OBJECTIVE ▸
Go through the entries below and collect each line with the string "this" in it.

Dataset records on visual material
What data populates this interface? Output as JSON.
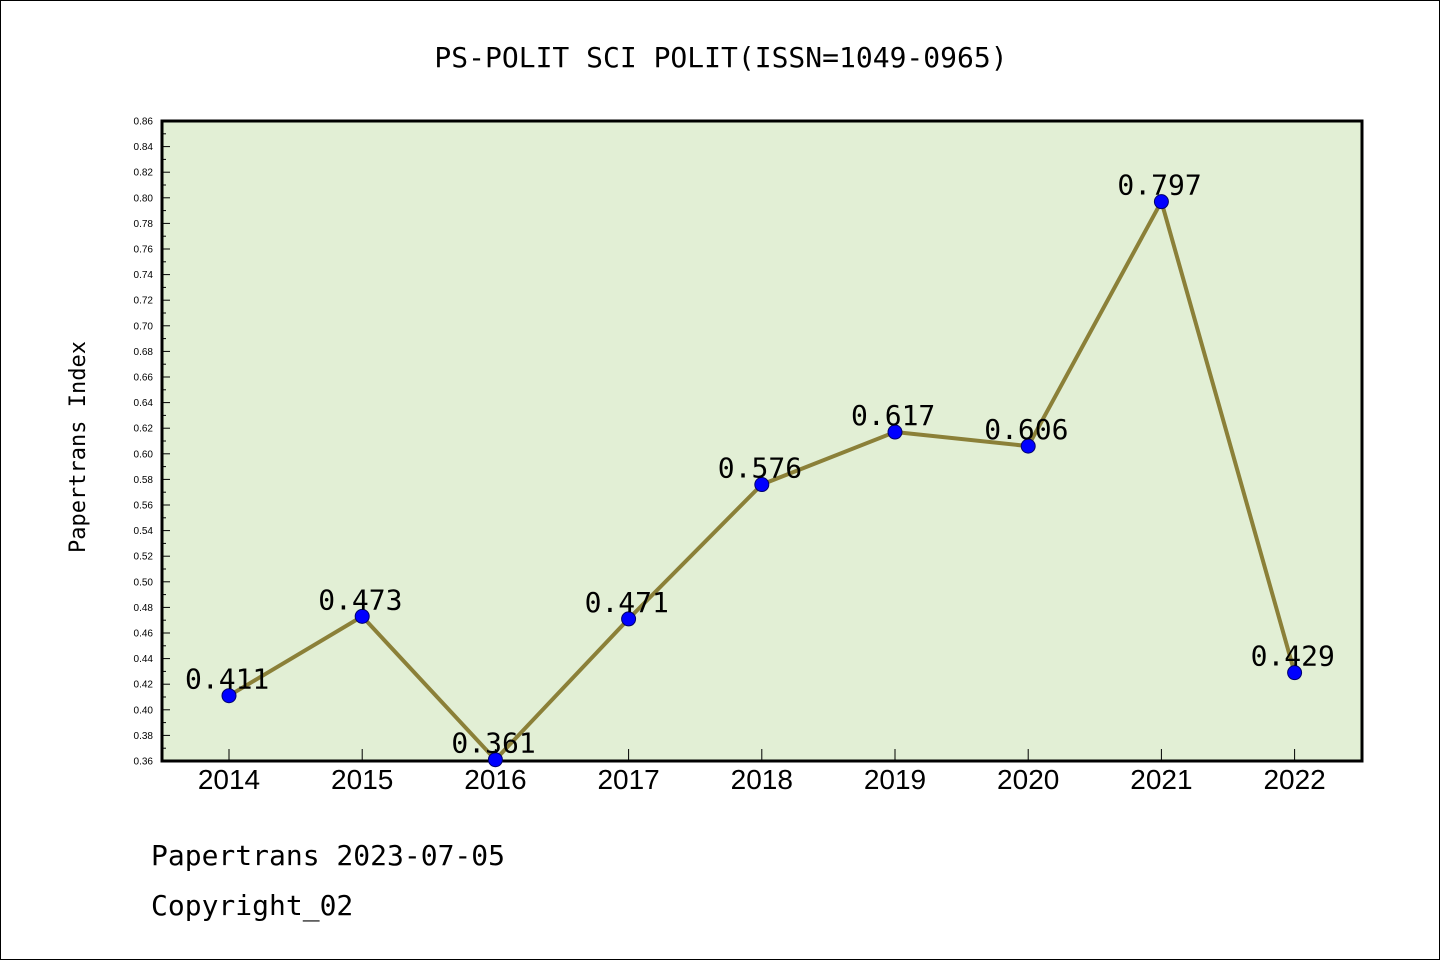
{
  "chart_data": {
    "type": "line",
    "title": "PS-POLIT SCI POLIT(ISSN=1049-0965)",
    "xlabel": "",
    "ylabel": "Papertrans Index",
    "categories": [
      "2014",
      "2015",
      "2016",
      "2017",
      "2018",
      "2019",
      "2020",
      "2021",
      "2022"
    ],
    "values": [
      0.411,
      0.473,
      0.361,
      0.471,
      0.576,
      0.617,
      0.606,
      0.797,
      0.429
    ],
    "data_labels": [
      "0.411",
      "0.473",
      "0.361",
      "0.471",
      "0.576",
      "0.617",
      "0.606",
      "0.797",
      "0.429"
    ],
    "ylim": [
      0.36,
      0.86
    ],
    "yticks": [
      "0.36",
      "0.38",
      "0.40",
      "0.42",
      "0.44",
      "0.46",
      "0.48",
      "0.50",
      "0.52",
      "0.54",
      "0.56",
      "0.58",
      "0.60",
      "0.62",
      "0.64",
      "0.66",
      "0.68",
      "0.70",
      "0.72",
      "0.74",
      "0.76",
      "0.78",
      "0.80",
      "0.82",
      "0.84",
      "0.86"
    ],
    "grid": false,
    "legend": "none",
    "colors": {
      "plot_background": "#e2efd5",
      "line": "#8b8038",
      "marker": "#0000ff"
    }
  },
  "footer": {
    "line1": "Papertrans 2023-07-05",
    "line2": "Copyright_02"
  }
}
...
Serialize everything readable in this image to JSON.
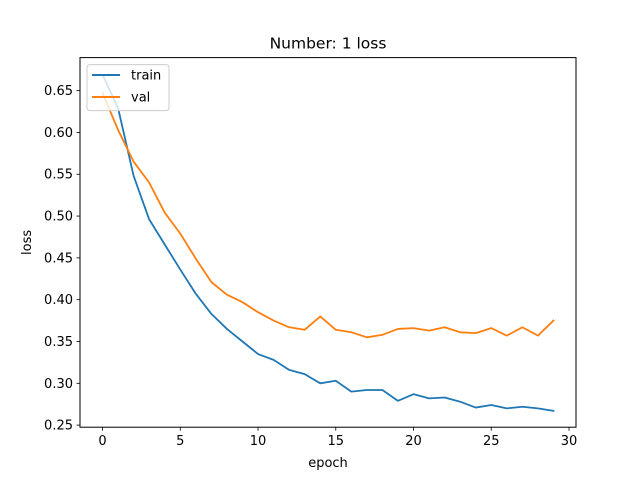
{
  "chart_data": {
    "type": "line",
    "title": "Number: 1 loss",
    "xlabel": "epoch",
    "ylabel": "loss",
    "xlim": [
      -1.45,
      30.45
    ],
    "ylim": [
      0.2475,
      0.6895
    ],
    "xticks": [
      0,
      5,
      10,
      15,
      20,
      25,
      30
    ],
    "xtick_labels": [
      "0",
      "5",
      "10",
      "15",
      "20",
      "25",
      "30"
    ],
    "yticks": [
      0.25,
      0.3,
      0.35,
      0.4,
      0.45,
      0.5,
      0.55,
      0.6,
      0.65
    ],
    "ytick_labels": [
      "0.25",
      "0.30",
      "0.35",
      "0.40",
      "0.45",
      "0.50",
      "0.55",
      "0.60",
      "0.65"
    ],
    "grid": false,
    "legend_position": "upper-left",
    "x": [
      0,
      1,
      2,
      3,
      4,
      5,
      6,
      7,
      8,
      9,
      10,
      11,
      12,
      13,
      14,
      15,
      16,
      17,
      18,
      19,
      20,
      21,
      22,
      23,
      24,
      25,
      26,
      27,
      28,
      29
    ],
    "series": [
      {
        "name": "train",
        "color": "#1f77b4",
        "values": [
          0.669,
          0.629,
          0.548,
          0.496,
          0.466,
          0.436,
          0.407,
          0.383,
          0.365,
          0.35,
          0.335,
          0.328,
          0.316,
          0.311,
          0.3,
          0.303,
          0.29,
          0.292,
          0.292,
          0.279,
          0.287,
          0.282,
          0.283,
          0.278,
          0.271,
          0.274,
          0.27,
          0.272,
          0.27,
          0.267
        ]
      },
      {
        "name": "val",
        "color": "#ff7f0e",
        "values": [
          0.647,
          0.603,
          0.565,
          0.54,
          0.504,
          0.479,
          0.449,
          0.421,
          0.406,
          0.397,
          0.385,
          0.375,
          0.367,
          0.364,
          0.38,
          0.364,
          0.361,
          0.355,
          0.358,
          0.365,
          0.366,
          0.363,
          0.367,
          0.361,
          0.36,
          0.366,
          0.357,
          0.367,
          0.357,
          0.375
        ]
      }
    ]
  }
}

EXPECTED OUTPUT ▸
What data populates this interface? Output as JSON.
Serialize everything readable in this image to JSON.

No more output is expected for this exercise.